In your copy, leave out the pictures; write out all the data exactly.

------ SUPPLIED MATERIAL

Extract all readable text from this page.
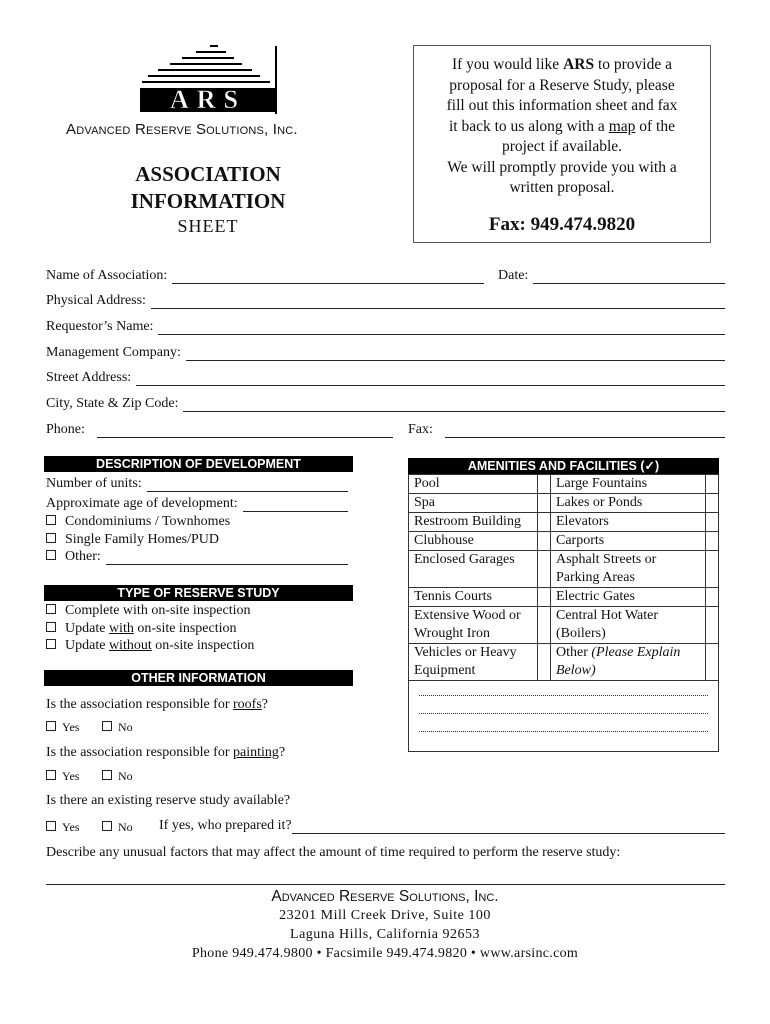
ARS
Advanced Reserve Solutions, Inc.
ASSOCIATION
INFORMATION
SHEET
If you would like ARS to provide a
proposal for a Reserve Study, please
fill out this information sheet and fax
it back to us along with a map of the
project if available.
We will promptly provide you with a
written proposal.
Fax: 949.474.9820
Name of Association:	Date:
Physical Address:
Requestor’s Name:
Management Company:
Street Address:
City, State & Zip Code:
Phone:	Fax:
DESCRIPTION OF DEVELOPMENT
Number of units:
Approximate age of development:
Condominiums / Townhomes
Single Family Homes/PUD
Other:
TYPE OF RESERVE STUDY
Complete with on-site inspection
Update with on-site inspection
Update without on-site inspection
OTHER INFORMATION
Is the association responsible for roofs?
Yes	No
Is the association responsible for painting?
Yes	No
Is there an existing reserve study available?
Yes	No If yes, who prepared it?
Describe any unusual factors that may affect the amount of time required to perform the reserve study:
AMENITIES AND FACILITIES (✓)
Pool		Large Fountains	
Spa		Lakes or Ponds	
Restroom Building		Elevators	
Clubhouse		Carports	
Enclosed Garages		Asphalt Streets or Parking Areas	
Tennis Courts		Electric Gates	
Extensive Wood or Wrought Iron		Central Hot Water (Boilers)	
Vehicles or Heavy Equipment		Other (Please Explain Below)	
Advanced Reserve Solutions, Inc.
23201 Mill Creek Drive, Suite 100
Laguna Hills, California 92653
Phone 949.474.9800 • Facsimile 949.474.9820 • www.arsinc.com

------------

* [ANSWER]
Extract all readable text from this page.
ARS
Advanced Reserve Solutions, Inc.
ASSOCIATION
INFORMATION
SHEET
If you would like ARS to provide a
proposal for a Reserve Study, please
fill out this information sheet and fax
it back to us along with a map of the
project if available.
We will promptly provide you with a
written proposal.
Fax: 949.474.9820
Name of Association:	Date:
Physical Address:
Requestor’s Name:
Management Company:
Street Address:
City, State & Zip Code:
Phone:	Fax:
DESCRIPTION OF DEVELOPMENT
Number of units:
Approximate age of development:
Condominiums / Townhomes
Single Family Homes/PUD
Other:
TYPE OF RESERVE STUDY
Complete with on-site inspection
Update with on-site inspection
Update without on-site inspection
OTHER INFORMATION
Is the association responsible for roofs?
Yes	No
Is the association responsible for painting?
Yes	No
Is there an existing reserve study available?
Yes	No If yes, who prepared it?
Describe any unusual factors that may affect the amount of time required to perform the reserve study:
AMENITIES AND FACILITIES (✓)
Pool		Large Fountains	
Spa		Lakes or Ponds	
Restroom Building		Elevators	
Clubhouse		Carports	
Enclosed Garages		Asphalt Streets or Parking Areas	
Tennis Courts		Electric Gates	
Extensive Wood or Wrought Iron		Central Hot Water (Boilers)	
Vehicles or Heavy Equipment		Other (Please Explain Below)	
Advanced Reserve Solutions, Inc.
23201 Mill Creek Drive, Suite 100
Laguna Hills, California 92653
Phone 949.474.9800 • Facsimile 949.474.9820 • www.arsinc.com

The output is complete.